• **Records provided**
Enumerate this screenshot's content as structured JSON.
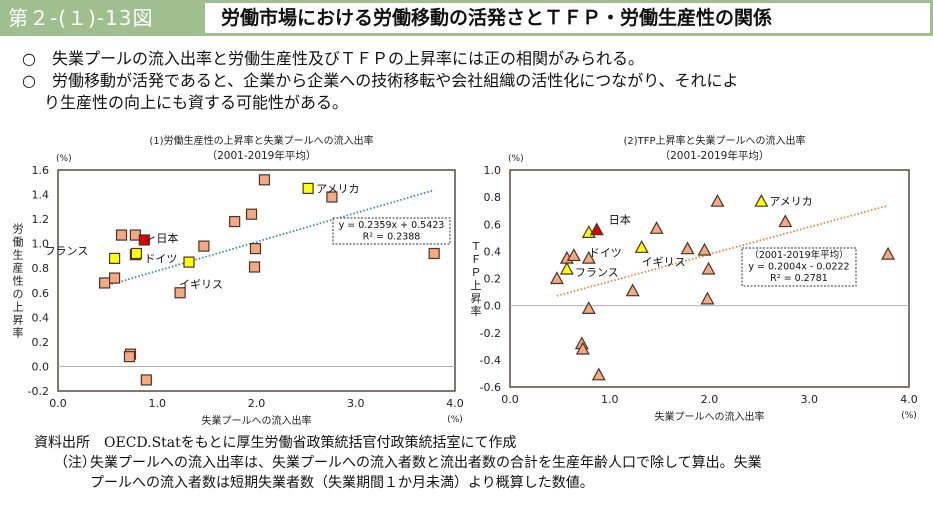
{
  "header": {
    "figure_number": "第２-(１)-13図",
    "title": "労働市場における労働移動の活発さとＴＦＰ・労働生産性の関係",
    "bg_color": "#9fbf8f"
  },
  "summary": {
    "bullet": "○",
    "points": [
      "失業プールの流入出率と労働生産性及びＴＦＰの上昇率には正の相関がみられる。",
      "労働移動が活発であると、企業から企業への技術移転や会社組織の活性化につながり、それによ"
    ],
    "continuation": "り生産性の向上にも資する可能性がある。"
  },
  "chart_data": [
    {
      "type": "scatter",
      "title": "(1)労働生産性の上昇率と失業プールへの流入出率",
      "subtitle": "（2001-2019年平均）",
      "xlabel": "失業プールへの流入出率",
      "x_unit": "(%)",
      "ylabel": "労働生産性の上昇率",
      "y_unit": "(%)",
      "xlim": [
        0.0,
        4.0
      ],
      "ylim": [
        -0.2,
        1.6
      ],
      "xticks": [
        "0.0",
        "1.0",
        "2.0",
        "3.0",
        "4.0"
      ],
      "yticks": [
        "-0.2",
        "0.0",
        "0.2",
        "0.4",
        "0.6",
        "0.8",
        "1.0",
        "1.2",
        "1.4",
        "1.6"
      ],
      "marker": "square",
      "colors": {
        "default": "#f4a982",
        "highlight": "#ffff00",
        "japan": "#e00000",
        "trend": "#2e86c8"
      },
      "points": [
        {
          "x": 0.47,
          "y": 0.68,
          "group": "default"
        },
        {
          "x": 0.57,
          "y": 0.72,
          "group": "default"
        },
        {
          "x": 0.64,
          "y": 1.07,
          "group": "default"
        },
        {
          "x": 0.78,
          "y": 1.07,
          "group": "default"
        },
        {
          "x": 0.78,
          "y": 0.91,
          "group": "default"
        },
        {
          "x": 0.73,
          "y": 0.1,
          "group": "default"
        },
        {
          "x": 0.72,
          "y": 0.08,
          "group": "default"
        },
        {
          "x": 0.89,
          "y": -0.11,
          "group": "default"
        },
        {
          "x": 1.23,
          "y": 0.6,
          "group": "default"
        },
        {
          "x": 1.47,
          "y": 0.98,
          "group": "default"
        },
        {
          "x": 1.78,
          "y": 1.18,
          "group": "default"
        },
        {
          "x": 1.95,
          "y": 1.24,
          "group": "default"
        },
        {
          "x": 2.08,
          "y": 1.52,
          "group": "default"
        },
        {
          "x": 1.99,
          "y": 0.96,
          "group": "default"
        },
        {
          "x": 1.98,
          "y": 0.81,
          "group": "default"
        },
        {
          "x": 2.76,
          "y": 1.38,
          "group": "default"
        },
        {
          "x": 3.79,
          "y": 0.92,
          "group": "default"
        },
        {
          "x": 0.57,
          "y": 0.88,
          "group": "highlight",
          "label": "フランス"
        },
        {
          "x": 0.79,
          "y": 0.92,
          "group": "highlight",
          "label": "ドイツ"
        },
        {
          "x": 1.32,
          "y": 0.85,
          "group": "highlight",
          "label": "イギリス"
        },
        {
          "x": 2.52,
          "y": 1.45,
          "group": "highlight",
          "label": "アメリカ"
        },
        {
          "x": 0.87,
          "y": 1.03,
          "group": "japan",
          "label": "日本"
        }
      ],
      "trendline": {
        "slope": 0.2359,
        "intercept": 0.5423,
        "x_range": [
          0.47,
          3.79
        ]
      },
      "equation_box": [
        "y = 0.2359x + 0.5423",
        "R² = 0.2388"
      ]
    },
    {
      "type": "scatter",
      "title": "(2)TFP上昇率と失業プールへの流入出率",
      "subtitle": "（2001-2019年平均）",
      "xlabel": "失業プールへの流入出率",
      "x_unit": "(%)",
      "ylabel": "ＴＦＰ上昇率",
      "y_unit": "(%)",
      "xlim": [
        0.0,
        4.0
      ],
      "ylim": [
        -0.6,
        1.0
      ],
      "xticks": [
        "0.0",
        "1.0",
        "2.0",
        "3.0",
        "4.0"
      ],
      "yticks": [
        "-0.6",
        "-0.4",
        "-0.2",
        "0.0",
        "0.2",
        "0.4",
        "0.6",
        "0.8",
        "1.0"
      ],
      "marker": "triangle",
      "colors": {
        "default": "#f4a982",
        "highlight": "#ffff00",
        "japan": "#e00000",
        "trend": "#f08030"
      },
      "points": [
        {
          "x": 0.47,
          "y": 0.2,
          "group": "default"
        },
        {
          "x": 0.57,
          "y": 0.35,
          "group": "default"
        },
        {
          "x": 0.64,
          "y": 0.37,
          "group": "default"
        },
        {
          "x": 0.79,
          "y": 0.35,
          "group": "default"
        },
        {
          "x": 0.79,
          "y": -0.02,
          "group": "default"
        },
        {
          "x": 0.72,
          "y": -0.28,
          "group": "default"
        },
        {
          "x": 0.73,
          "y": -0.32,
          "group": "default"
        },
        {
          "x": 0.89,
          "y": -0.51,
          "group": "default"
        },
        {
          "x": 1.23,
          "y": 0.11,
          "group": "default"
        },
        {
          "x": 1.47,
          "y": 0.57,
          "group": "default"
        },
        {
          "x": 1.78,
          "y": 0.42,
          "group": "default"
        },
        {
          "x": 1.95,
          "y": 0.41,
          "group": "default"
        },
        {
          "x": 2.08,
          "y": 0.77,
          "group": "default"
        },
        {
          "x": 1.99,
          "y": 0.27,
          "group": "default"
        },
        {
          "x": 1.98,
          "y": 0.05,
          "group": "default"
        },
        {
          "x": 2.76,
          "y": 0.62,
          "group": "default"
        },
        {
          "x": 3.79,
          "y": 0.38,
          "group": "default"
        },
        {
          "x": 0.57,
          "y": 0.27,
          "group": "highlight",
          "label": "フランス"
        },
        {
          "x": 0.79,
          "y": 0.54,
          "group": "highlight",
          "label": "ドイツ"
        },
        {
          "x": 1.32,
          "y": 0.43,
          "group": "highlight",
          "label": "イギリス"
        },
        {
          "x": 2.52,
          "y": 0.77,
          "group": "highlight",
          "label": "アメリカ"
        },
        {
          "x": 0.87,
          "y": 0.56,
          "group": "japan",
          "label": "日本"
        }
      ],
      "trendline": {
        "slope": 0.2004,
        "intercept": -0.0222,
        "x_range": [
          0.47,
          3.79
        ]
      },
      "equation_box": [
        "（2001-2019年平均）",
        "y = 0.2004x - 0.0222",
        "R² = 0.2781"
      ]
    }
  ],
  "footer": {
    "source_label": "資料出所",
    "source_text": "OECD.Statをもとに厚生労働省政策統括官付政策統括室にて作成",
    "note_label": "（注）",
    "note_line1": "失業プールへの流入出率は、失業プールへの流入者数と流出者数の合計を生産年齢人口で除して算出。失業",
    "note_line2": "プールへの流入者数は短期失業者数（失業期間１か月未満）より概算した数値。"
  }
}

• **Problem to solve**
Reproduce all entries exactly. Pictures do not belong in the copy.

• **Reply**
Enumerate this screenshot's content as structured JSON.
{
  "header": {
    "figure_number": "第２-(１)-13図",
    "title": "労働市場における労働移動の活発さとＴＦＰ・労働生産性の関係",
    "bg_color": "#9fbf8f"
  },
  "summary": {
    "bullet": "○",
    "points": [
      "失業プールの流入出率と労働生産性及びＴＦＰの上昇率には正の相関がみられる。",
      "労働移動が活発であると、企業から企業への技術移転や会社組織の活性化につながり、それによ"
    ],
    "continuation": "り生産性の向上にも資する可能性がある。"
  },
  "chart_data": [
    {
      "type": "scatter",
      "title": "(1)労働生産性の上昇率と失業プールへの流入出率",
      "subtitle": "（2001-2019年平均）",
      "xlabel": "失業プールへの流入出率",
      "x_unit": "(%)",
      "ylabel": "労働生産性の上昇率",
      "y_unit": "(%)",
      "xlim": [
        0.0,
        4.0
      ],
      "ylim": [
        -0.2,
        1.6
      ],
      "xticks": [
        "0.0",
        "1.0",
        "2.0",
        "3.0",
        "4.0"
      ],
      "yticks": [
        "-0.2",
        "0.0",
        "0.2",
        "0.4",
        "0.6",
        "0.8",
        "1.0",
        "1.2",
        "1.4",
        "1.6"
      ],
      "marker": "square",
      "colors": {
        "default": "#f4a982",
        "highlight": "#ffff00",
        "japan": "#e00000",
        "trend": "#2e86c8"
      },
      "points": [
        {
          "x": 0.47,
          "y": 0.68,
          "group": "default"
        },
        {
          "x": 0.57,
          "y": 0.72,
          "group": "default"
        },
        {
          "x": 0.64,
          "y": 1.07,
          "group": "default"
        },
        {
          "x": 0.78,
          "y": 1.07,
          "group": "default"
        },
        {
          "x": 0.78,
          "y": 0.91,
          "group": "default"
        },
        {
          "x": 0.73,
          "y": 0.1,
          "group": "default"
        },
        {
          "x": 0.72,
          "y": 0.08,
          "group": "default"
        },
        {
          "x": 0.89,
          "y": -0.11,
          "group": "default"
        },
        {
          "x": 1.23,
          "y": 0.6,
          "group": "default"
        },
        {
          "x": 1.47,
          "y": 0.98,
          "group": "default"
        },
        {
          "x": 1.78,
          "y": 1.18,
          "group": "default"
        },
        {
          "x": 1.95,
          "y": 1.24,
          "group": "default"
        },
        {
          "x": 2.08,
          "y": 1.52,
          "group": "default"
        },
        {
          "x": 1.99,
          "y": 0.96,
          "group": "default"
        },
        {
          "x": 1.98,
          "y": 0.81,
          "group": "default"
        },
        {
          "x": 2.76,
          "y": 1.38,
          "group": "default"
        },
        {
          "x": 3.79,
          "y": 0.92,
          "group": "default"
        },
        {
          "x": 0.57,
          "y": 0.88,
          "group": "highlight",
          "label": "フランス"
        },
        {
          "x": 0.79,
          "y": 0.92,
          "group": "highlight",
          "label": "ドイツ"
        },
        {
          "x": 1.32,
          "y": 0.85,
          "group": "highlight",
          "label": "イギリス"
        },
        {
          "x": 2.52,
          "y": 1.45,
          "group": "highlight",
          "label": "アメリカ"
        },
        {
          "x": 0.87,
          "y": 1.03,
          "group": "japan",
          "label": "日本"
        }
      ],
      "trendline": {
        "slope": 0.2359,
        "intercept": 0.5423,
        "x_range": [
          0.47,
          3.79
        ]
      },
      "equation_box": [
        "y = 0.2359x + 0.5423",
        "R² = 0.2388"
      ]
    },
    {
      "type": "scatter",
      "title": "(2)TFP上昇率と失業プールへの流入出率",
      "subtitle": "（2001-2019年平均）",
      "xlabel": "失業プールへの流入出率",
      "x_unit": "(%)",
      "ylabel": "ＴＦＰ上昇率",
      "y_unit": "(%)",
      "xlim": [
        0.0,
        4.0
      ],
      "ylim": [
        -0.6,
        1.0
      ],
      "xticks": [
        "0.0",
        "1.0",
        "2.0",
        "3.0",
        "4.0"
      ],
      "yticks": [
        "-0.6",
        "-0.4",
        "-0.2",
        "0.0",
        "0.2",
        "0.4",
        "0.6",
        "0.8",
        "1.0"
      ],
      "marker": "triangle",
      "colors": {
        "default": "#f4a982",
        "highlight": "#ffff00",
        "japan": "#e00000",
        "trend": "#f08030"
      },
      "points": [
        {
          "x": 0.47,
          "y": 0.2,
          "group": "default"
        },
        {
          "x": 0.57,
          "y": 0.35,
          "group": "default"
        },
        {
          "x": 0.64,
          "y": 0.37,
          "group": "default"
        },
        {
          "x": 0.79,
          "y": 0.35,
          "group": "default"
        },
        {
          "x": 0.79,
          "y": -0.02,
          "group": "default"
        },
        {
          "x": 0.72,
          "y": -0.28,
          "group": "default"
        },
        {
          "x": 0.73,
          "y": -0.32,
          "group": "default"
        },
        {
          "x": 0.89,
          "y": -0.51,
          "group": "default"
        },
        {
          "x": 1.23,
          "y": 0.11,
          "group": "default"
        },
        {
          "x": 1.47,
          "y": 0.57,
          "group": "default"
        },
        {
          "x": 1.78,
          "y": 0.42,
          "group": "default"
        },
        {
          "x": 1.95,
          "y": 0.41,
          "group": "default"
        },
        {
          "x": 2.08,
          "y": 0.77,
          "group": "default"
        },
        {
          "x": 1.99,
          "y": 0.27,
          "group": "default"
        },
        {
          "x": 1.98,
          "y": 0.05,
          "group": "default"
        },
        {
          "x": 2.76,
          "y": 0.62,
          "group": "default"
        },
        {
          "x": 3.79,
          "y": 0.38,
          "group": "default"
        },
        {
          "x": 0.57,
          "y": 0.27,
          "group": "highlight",
          "label": "フランス"
        },
        {
          "x": 0.79,
          "y": 0.54,
          "group": "highlight",
          "label": "ドイツ"
        },
        {
          "x": 1.32,
          "y": 0.43,
          "group": "highlight",
          "label": "イギリス"
        },
        {
          "x": 2.52,
          "y": 0.77,
          "group": "highlight",
          "label": "アメリカ"
        },
        {
          "x": 0.87,
          "y": 0.56,
          "group": "japan",
          "label": "日本"
        }
      ],
      "trendline": {
        "slope": 0.2004,
        "intercept": -0.0222,
        "x_range": [
          0.47,
          3.79
        ]
      },
      "equation_box": [
        "（2001-2019年平均）",
        "y = 0.2004x - 0.0222",
        "R² = 0.2781"
      ]
    }
  ],
  "footer": {
    "source_label": "資料出所",
    "source_text": "OECD.Statをもとに厚生労働省政策統括官付政策統括室にて作成",
    "note_label": "（注）",
    "note_line1": "失業プールへの流入出率は、失業プールへの流入者数と流出者数の合計を生産年齢人口で除して算出。失業",
    "note_line2": "プールへの流入者数は短期失業者数（失業期間１か月未満）より概算した数値。"
  }
}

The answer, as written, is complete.